Recorded data:
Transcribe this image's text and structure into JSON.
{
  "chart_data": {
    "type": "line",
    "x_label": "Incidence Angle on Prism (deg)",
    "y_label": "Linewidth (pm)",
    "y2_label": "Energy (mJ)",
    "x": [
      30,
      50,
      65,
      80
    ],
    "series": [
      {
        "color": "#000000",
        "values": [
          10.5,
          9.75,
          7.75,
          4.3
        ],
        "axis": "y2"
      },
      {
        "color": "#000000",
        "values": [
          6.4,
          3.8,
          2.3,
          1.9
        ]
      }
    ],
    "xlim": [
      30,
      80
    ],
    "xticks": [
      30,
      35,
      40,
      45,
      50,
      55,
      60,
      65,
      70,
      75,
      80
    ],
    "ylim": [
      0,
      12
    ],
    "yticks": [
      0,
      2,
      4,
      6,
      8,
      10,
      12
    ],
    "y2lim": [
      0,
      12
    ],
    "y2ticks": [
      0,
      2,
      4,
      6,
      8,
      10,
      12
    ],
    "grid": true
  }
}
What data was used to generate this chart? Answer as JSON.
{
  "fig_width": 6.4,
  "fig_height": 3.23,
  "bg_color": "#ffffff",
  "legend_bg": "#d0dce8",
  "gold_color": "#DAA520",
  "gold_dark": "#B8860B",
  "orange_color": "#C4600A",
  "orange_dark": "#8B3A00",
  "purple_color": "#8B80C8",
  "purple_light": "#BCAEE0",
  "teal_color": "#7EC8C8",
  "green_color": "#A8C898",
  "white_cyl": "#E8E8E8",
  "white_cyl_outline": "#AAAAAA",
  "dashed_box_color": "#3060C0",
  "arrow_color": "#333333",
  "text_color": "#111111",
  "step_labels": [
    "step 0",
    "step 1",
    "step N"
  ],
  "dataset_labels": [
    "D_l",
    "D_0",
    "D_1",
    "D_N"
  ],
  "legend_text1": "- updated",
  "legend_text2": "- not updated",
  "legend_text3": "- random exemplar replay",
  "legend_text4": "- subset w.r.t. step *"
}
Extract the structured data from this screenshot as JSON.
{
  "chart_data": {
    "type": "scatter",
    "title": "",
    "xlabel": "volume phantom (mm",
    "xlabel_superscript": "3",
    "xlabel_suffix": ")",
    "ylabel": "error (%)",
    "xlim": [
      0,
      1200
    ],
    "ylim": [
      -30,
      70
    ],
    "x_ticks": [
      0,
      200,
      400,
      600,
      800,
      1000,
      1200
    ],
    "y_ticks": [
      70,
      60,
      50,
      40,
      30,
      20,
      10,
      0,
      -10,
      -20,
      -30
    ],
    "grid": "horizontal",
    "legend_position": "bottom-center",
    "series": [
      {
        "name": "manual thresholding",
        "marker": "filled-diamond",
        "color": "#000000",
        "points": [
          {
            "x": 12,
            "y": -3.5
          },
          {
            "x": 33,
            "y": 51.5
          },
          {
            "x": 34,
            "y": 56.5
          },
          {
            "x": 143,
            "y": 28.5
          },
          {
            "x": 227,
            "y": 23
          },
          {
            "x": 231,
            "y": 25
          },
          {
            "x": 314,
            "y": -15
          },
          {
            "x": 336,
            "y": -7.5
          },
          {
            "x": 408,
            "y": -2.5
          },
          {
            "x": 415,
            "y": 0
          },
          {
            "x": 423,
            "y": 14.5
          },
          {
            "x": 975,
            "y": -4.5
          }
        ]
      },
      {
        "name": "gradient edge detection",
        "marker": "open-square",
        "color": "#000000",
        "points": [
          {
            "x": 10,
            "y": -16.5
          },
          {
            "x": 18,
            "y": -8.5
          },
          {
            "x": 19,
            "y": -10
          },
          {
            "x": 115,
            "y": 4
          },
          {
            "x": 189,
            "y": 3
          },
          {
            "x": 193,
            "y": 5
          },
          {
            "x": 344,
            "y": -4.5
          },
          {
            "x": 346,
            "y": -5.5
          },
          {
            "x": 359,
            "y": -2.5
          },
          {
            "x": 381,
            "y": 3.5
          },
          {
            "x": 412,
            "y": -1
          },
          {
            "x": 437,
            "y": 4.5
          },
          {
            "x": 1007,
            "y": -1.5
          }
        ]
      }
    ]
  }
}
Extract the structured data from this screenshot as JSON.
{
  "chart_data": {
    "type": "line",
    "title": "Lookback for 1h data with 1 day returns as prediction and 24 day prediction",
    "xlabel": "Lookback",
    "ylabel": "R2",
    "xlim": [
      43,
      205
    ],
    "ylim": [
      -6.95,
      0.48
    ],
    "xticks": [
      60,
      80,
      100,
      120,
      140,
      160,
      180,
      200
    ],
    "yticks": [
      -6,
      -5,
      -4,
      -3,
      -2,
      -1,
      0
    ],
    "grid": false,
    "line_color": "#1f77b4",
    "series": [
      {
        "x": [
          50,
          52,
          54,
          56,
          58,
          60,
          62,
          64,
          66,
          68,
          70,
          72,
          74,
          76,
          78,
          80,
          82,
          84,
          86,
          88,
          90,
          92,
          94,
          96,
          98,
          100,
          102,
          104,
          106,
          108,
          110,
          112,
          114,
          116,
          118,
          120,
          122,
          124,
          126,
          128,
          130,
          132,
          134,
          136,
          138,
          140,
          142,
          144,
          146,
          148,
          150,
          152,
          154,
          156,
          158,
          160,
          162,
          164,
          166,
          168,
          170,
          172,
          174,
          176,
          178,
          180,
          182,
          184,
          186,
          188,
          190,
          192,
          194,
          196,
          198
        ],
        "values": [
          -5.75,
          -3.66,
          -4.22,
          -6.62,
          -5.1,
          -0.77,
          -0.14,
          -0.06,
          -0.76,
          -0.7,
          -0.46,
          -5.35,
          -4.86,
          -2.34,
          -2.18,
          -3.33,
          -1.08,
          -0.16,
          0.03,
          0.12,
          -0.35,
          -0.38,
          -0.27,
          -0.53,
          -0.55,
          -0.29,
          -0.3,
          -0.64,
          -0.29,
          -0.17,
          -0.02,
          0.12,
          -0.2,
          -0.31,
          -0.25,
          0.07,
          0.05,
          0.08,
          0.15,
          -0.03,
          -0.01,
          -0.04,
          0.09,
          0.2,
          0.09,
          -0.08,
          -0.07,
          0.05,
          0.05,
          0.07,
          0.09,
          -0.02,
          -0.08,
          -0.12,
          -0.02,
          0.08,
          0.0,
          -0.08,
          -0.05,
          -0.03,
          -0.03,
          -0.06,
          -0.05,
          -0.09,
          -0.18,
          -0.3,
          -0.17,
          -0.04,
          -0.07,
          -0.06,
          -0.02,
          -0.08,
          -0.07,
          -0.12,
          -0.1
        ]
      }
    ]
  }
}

→ Short task: Would you give the material above again, complete and exact?

→ Exercise solution:
Transcribe this image's text and structure into JSON.
{
  "chart_data": {
    "type": "line",
    "x_label": "Incidence Angle on Prism (deg)",
    "y_label": "Linewidth (pm)",
    "y2_label": "Energy (mJ)",
    "x": [
      30,
      50,
      65,
      80
    ],
    "series": [
      {
        "color": "#000000",
        "values": [
          10.5,
          9.75,
          7.75,
          4.3
        ],
        "axis": "y2"
      },
      {
        "color": "#000000",
        "values": [
          6.4,
          3.8,
          2.3,
          1.9
        ]
      }
    ],
    "xlim": [
      30,
      80
    ],
    "xticks": [
      30,
      35,
      40,
      45,
      50,
      55,
      60,
      65,
      70,
      75,
      80
    ],
    "ylim": [
      0,
      12
    ],
    "yticks": [
      0,
      2,
      4,
      6,
      8,
      10,
      12
    ],
    "y2lim": [
      0,
      12
    ],
    "y2ticks": [
      0,
      2,
      4,
      6,
      8,
      10,
      12
    ],
    "grid": true
  }
}
What data was used to generate this chart? Answer as JSON.
{
  "fig_width": 6.4,
  "fig_height": 3.23,
  "bg_color": "#ffffff",
  "legend_bg": "#d0dce8",
  "gold_color": "#DAA520",
  "gold_dark": "#B8860B",
  "orange_color": "#C4600A",
  "orange_dark": "#8B3A00",
  "purple_color": "#8B80C8",
  "purple_light": "#BCAEE0",
  "teal_color": "#7EC8C8",
  "green_color": "#A8C898",
  "white_cyl": "#E8E8E8",
  "white_cyl_outline": "#AAAAAA",
  "dashed_box_color": "#3060C0",
  "arrow_color": "#333333",
  "text_color": "#111111",
  "step_labels": [
    "step 0",
    "step 1",
    "step N"
  ],
  "dataset_labels": [
    "D_l",
    "D_0",
    "D_1",
    "D_N"
  ],
  "legend_text1": "- updated",
  "legend_text2": "- not updated",
  "legend_text3": "- random exemplar replay",
  "legend_text4": "- subset w.r.t. step *"
}
Extract the structured data from this screenshot as JSON.
{
  "chart_data": {
    "type": "scatter",
    "title": "",
    "xlabel": "volume phantom (mm",
    "xlabel_superscript": "3",
    "xlabel_suffix": ")",
    "ylabel": "error (%)",
    "xlim": [
      0,
      1200
    ],
    "ylim": [
      -30,
      70
    ],
    "x_ticks": [
      0,
      200,
      400,
      600,
      800,
      1000,
      1200
    ],
    "y_ticks": [
      70,
      60,
      50,
      40,
      30,
      20,
      10,
      0,
      -10,
      -20,
      -30
    ],
    "grid": "horizontal",
    "legend_position": "bottom-center",
    "series": [
      {
        "name": "manual thresholding",
        "marker": "filled-diamond",
        "color": "#000000",
        "points": [
          {
            "x": 12,
            "y": -3.5
          },
          {
            "x": 33,
            "y": 51.5
          },
          {
            "x": 34,
            "y": 56.5
          },
          {
            "x": 143,
            "y": 28.5
          },
          {
            "x": 227,
            "y": 23
          },
          {
            "x": 231,
            "y": 25
          },
          {
            "x": 314,
            "y": -15
          },
          {
            "x": 336,
            "y": -7.5
          },
          {
            "x": 408,
            "y": -2.5
          },
          {
            "x": 415,
            "y": 0
          },
          {
            "x": 423,
            "y": 14.5
          },
          {
            "x": 975,
            "y": -4.5
          }
        ]
      },
      {
        "name": "gradient edge detection",
        "marker": "open-square",
        "color": "#000000",
        "points": [
          {
            "x": 10,
            "y": -16.5
          },
          {
            "x": 18,
            "y": -8.5
          },
          {
            "x": 19,
            "y": -10
          },
          {
            "x": 115,
            "y": 4
          },
          {
            "x": 189,
            "y": 3
          },
          {
            "x": 193,
            "y": 5
          },
          {
            "x": 344,
            "y": -4.5
          },
          {
            "x": 346,
            "y": -5.5
          },
          {
            "x": 359,
            "y": -2.5
          },
          {
            "x": 381,
            "y": 3.5
          },
          {
            "x": 412,
            "y": -1
          },
          {
            "x": 437,
            "y": 4.5
          },
          {
            "x": 1007,
            "y": -1.5
          }
        ]
      }
    ]
  }
}
Extract the structured data from this screenshot as JSON.
{
  "chart_data": {
    "type": "line",
    "title": "Lookback for 1h data with 1 day returns as prediction and 24 day prediction",
    "xlabel": "Lookback",
    "ylabel": "R2",
    "xlim": [
      43,
      205
    ],
    "ylim": [
      -6.95,
      0.48
    ],
    "xticks": [
      60,
      80,
      100,
      120,
      140,
      160,
      180,
      200
    ],
    "yticks": [
      -6,
      -5,
      -4,
      -3,
      -2,
      -1,
      0
    ],
    "grid": false,
    "line_color": "#1f77b4",
    "series": [
      {
        "x": [
          50,
          52,
          54,
          56,
          58,
          60,
          62,
          64,
          66,
          68,
          70,
          72,
          74,
          76,
          78,
          80,
          82,
          84,
          86,
          88,
          90,
          92,
          94,
          96,
          98,
          100,
          102,
          104,
          106,
          108,
          110,
          112,
          114,
          116,
          118,
          120,
          122,
          124,
          126,
          128,
          130,
          132,
          134,
          136,
          138,
          140,
          142,
          144,
          146,
          148,
          150,
          152,
          154,
          156,
          158,
          160,
          162,
          164,
          166,
          168,
          170,
          172,
          174,
          176,
          178,
          180,
          182,
          184,
          186,
          188,
          190,
          192,
          194,
          196,
          198
        ],
        "values": [
          -5.75,
          -3.66,
          -4.22,
          -6.62,
          -5.1,
          -0.77,
          -0.14,
          -0.06,
          -0.76,
          -0.7,
          -0.46,
          -5.35,
          -4.86,
          -2.34,
          -2.18,
          -3.33,
          -1.08,
          -0.16,
          0.03,
          0.12,
          -0.35,
          -0.38,
          -0.27,
          -0.53,
          -0.55,
          -0.29,
          -0.3,
          -0.64,
          -0.29,
          -0.17,
          -0.02,
          0.12,
          -0.2,
          -0.31,
          -0.25,
          0.07,
          0.05,
          0.08,
          0.15,
          -0.03,
          -0.01,
          -0.04,
          0.09,
          0.2,
          0.09,
          -0.08,
          -0.07,
          0.05,
          0.05,
          0.07,
          0.09,
          -0.02,
          -0.08,
          -0.12,
          -0.02,
          0.08,
          0.0,
          -0.08,
          -0.05,
          -0.03,
          -0.03,
          -0.06,
          -0.05,
          -0.09,
          -0.18,
          -0.3,
          -0.17,
          -0.04,
          -0.07,
          -0.06,
          -0.02,
          -0.08,
          -0.07,
          -0.12,
          -0.1
        ]
      }
    ]
  }
}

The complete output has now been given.